▸ **TASK INSTRUCTIONS**
In full and without alteration, give the listing again.

Figure data in JSON:
+---+
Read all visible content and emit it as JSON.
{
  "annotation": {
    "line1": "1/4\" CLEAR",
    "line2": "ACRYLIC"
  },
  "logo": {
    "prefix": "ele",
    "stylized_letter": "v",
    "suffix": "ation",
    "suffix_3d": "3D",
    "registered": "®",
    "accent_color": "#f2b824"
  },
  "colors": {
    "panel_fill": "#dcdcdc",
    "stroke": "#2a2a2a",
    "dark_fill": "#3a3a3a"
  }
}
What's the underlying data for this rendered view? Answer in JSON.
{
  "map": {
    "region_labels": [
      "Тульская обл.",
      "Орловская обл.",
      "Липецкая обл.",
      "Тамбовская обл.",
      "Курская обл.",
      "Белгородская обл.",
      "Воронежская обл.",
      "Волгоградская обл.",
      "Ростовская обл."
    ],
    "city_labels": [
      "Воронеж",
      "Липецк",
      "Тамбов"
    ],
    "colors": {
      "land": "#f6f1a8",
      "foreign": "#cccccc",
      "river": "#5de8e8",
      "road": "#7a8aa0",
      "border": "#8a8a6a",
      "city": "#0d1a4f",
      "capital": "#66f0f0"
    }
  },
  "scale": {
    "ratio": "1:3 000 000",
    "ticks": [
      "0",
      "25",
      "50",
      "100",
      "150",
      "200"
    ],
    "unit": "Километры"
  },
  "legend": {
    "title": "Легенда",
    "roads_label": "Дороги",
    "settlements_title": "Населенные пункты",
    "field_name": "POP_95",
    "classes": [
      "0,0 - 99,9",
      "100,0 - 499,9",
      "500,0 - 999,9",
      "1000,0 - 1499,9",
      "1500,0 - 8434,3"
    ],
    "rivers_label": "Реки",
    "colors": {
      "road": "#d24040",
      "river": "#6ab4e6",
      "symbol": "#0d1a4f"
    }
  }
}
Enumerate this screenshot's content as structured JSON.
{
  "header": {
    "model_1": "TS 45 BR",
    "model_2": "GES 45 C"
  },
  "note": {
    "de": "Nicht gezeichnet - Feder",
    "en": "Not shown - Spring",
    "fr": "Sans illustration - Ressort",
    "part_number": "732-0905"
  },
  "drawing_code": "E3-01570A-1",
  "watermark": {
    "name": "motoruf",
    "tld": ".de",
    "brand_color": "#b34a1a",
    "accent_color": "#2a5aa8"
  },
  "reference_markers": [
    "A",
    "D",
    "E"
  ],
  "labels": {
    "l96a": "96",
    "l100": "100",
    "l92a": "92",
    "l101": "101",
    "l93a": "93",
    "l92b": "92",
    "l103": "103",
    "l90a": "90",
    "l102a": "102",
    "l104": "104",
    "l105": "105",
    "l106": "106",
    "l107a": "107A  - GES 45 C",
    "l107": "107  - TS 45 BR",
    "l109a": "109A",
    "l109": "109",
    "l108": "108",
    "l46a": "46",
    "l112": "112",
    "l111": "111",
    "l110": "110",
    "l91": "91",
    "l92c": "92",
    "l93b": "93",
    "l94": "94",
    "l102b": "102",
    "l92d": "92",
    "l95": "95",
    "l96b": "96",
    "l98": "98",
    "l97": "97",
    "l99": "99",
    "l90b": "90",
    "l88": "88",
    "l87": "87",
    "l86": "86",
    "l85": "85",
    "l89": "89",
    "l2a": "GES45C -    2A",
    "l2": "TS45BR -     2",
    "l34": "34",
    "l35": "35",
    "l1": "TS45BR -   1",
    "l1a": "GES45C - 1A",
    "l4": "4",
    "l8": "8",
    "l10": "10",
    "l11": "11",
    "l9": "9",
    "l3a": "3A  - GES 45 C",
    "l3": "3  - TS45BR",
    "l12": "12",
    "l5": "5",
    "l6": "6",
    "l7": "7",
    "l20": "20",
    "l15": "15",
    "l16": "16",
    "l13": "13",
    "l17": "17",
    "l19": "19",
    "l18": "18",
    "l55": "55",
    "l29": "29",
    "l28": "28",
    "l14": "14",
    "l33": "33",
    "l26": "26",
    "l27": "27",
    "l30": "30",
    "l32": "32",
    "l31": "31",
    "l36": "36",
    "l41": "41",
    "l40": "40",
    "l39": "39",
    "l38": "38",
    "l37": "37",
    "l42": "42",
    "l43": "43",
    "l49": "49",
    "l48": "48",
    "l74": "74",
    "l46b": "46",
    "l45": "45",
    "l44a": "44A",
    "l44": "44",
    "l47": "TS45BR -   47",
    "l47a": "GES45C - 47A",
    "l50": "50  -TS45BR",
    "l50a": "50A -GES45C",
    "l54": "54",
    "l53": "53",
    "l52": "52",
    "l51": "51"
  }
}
+---+
▸ **WRITTEN SOLUTION**
Read all visible content and emit it as JSON.
{
  "annotation": {
    "line1": "1/4\" CLEAR",
    "line2": "ACRYLIC"
  },
  "logo": {
    "prefix": "ele",
    "stylized_letter": "v",
    "suffix": "ation",
    "suffix_3d": "3D",
    "registered": "®",
    "accent_color": "#f2b824"
  },
  "colors": {
    "panel_fill": "#dcdcdc",
    "stroke": "#2a2a2a",
    "dark_fill": "#3a3a3a"
  }
}
What's the underlying data for this rendered view? Answer in JSON.
{
  "map": {
    "region_labels": [
      "Тульская обл.",
      "Орловская обл.",
      "Липецкая обл.",
      "Тамбовская обл.",
      "Курская обл.",
      "Белгородская обл.",
      "Воронежская обл.",
      "Волгоградская обл.",
      "Ростовская обл."
    ],
    "city_labels": [
      "Воронеж",
      "Липецк",
      "Тамбов"
    ],
    "colors": {
      "land": "#f6f1a8",
      "foreign": "#cccccc",
      "river": "#5de8e8",
      "road": "#7a8aa0",
      "border": "#8a8a6a",
      "city": "#0d1a4f",
      "capital": "#66f0f0"
    }
  },
  "scale": {
    "ratio": "1:3 000 000",
    "ticks": [
      "0",
      "25",
      "50",
      "100",
      "150",
      "200"
    ],
    "unit": "Километры"
  },
  "legend": {
    "title": "Легенда",
    "roads_label": "Дороги",
    "settlements_title": "Населенные пункты",
    "field_name": "POP_95",
    "classes": [
      "0,0 - 99,9",
      "100,0 - 499,9",
      "500,0 - 999,9",
      "1000,0 - 1499,9",
      "1500,0 - 8434,3"
    ],
    "rivers_label": "Реки",
    "colors": {
      "road": "#d24040",
      "river": "#6ab4e6",
      "symbol": "#0d1a4f"
    }
  }
}
Enumerate this screenshot's content as structured JSON.
{
  "header": {
    "model_1": "TS 45 BR",
    "model_2": "GES 45 C"
  },
  "note": {
    "de": "Nicht gezeichnet - Feder",
    "en": "Not shown - Spring",
    "fr": "Sans illustration - Ressort",
    "part_number": "732-0905"
  },
  "drawing_code": "E3-01570A-1",
  "watermark": {
    "name": "motoruf",
    "tld": ".de",
    "brand_color": "#b34a1a",
    "accent_color": "#2a5aa8"
  },
  "reference_markers": [
    "A",
    "D",
    "E"
  ],
  "labels": {
    "l96a": "96",
    "l100": "100",
    "l92a": "92",
    "l101": "101",
    "l93a": "93",
    "l92b": "92",
    "l103": "103",
    "l90a": "90",
    "l102a": "102",
    "l104": "104",
    "l105": "105",
    "l106": "106",
    "l107a": "107A  - GES 45 C",
    "l107": "107  - TS 45 BR",
    "l109a": "109A",
    "l109": "109",
    "l108": "108",
    "l46a": "46",
    "l112": "112",
    "l111": "111",
    "l110": "110",
    "l91": "91",
    "l92c": "92",
    "l93b": "93",
    "l94": "94",
    "l102b": "102",
    "l92d": "92",
    "l95": "95",
    "l96b": "96",
    "l98": "98",
    "l97": "97",
    "l99": "99",
    "l90b": "90",
    "l88": "88",
    "l87": "87",
    "l86": "86",
    "l85": "85",
    "l89": "89",
    "l2a": "GES45C -    2A",
    "l2": "TS45BR -     2",
    "l34": "34",
    "l35": "35",
    "l1": "TS45BR -   1",
    "l1a": "GES45C - 1A",
    "l4": "4",
    "l8": "8",
    "l10": "10",
    "l11": "11",
    "l9": "9",
    "l3a": "3A  - GES 45 C",
    "l3": "3  - TS45BR",
    "l12": "12",
    "l5": "5",
    "l6": "6",
    "l7": "7",
    "l20": "20",
    "l15": "15",
    "l16": "16",
    "l13": "13",
    "l17": "17",
    "l19": "19",
    "l18": "18",
    "l55": "55",
    "l29": "29",
    "l28": "28",
    "l14": "14",
    "l33": "33",
    "l26": "26",
    "l27": "27",
    "l30": "30",
    "l32": "32",
    "l31": "31",
    "l36": "36",
    "l41": "41",
    "l40": "40",
    "l39": "39",
    "l38": "38",
    "l37": "37",
    "l42": "42",
    "l43": "43",
    "l49": "49",
    "l48": "48",
    "l74": "74",
    "l46b": "46",
    "l45": "45",
    "l44a": "44A",
    "l44": "44",
    "l47": "TS45BR -   47",
    "l47a": "GES45C - 47A",
    "l50": "50  -TS45BR",
    "l50a": "50A -GES45C",
    "l54": "54",
    "l53": "53",
    "l52": "52",
    "l51": "51"
  }
}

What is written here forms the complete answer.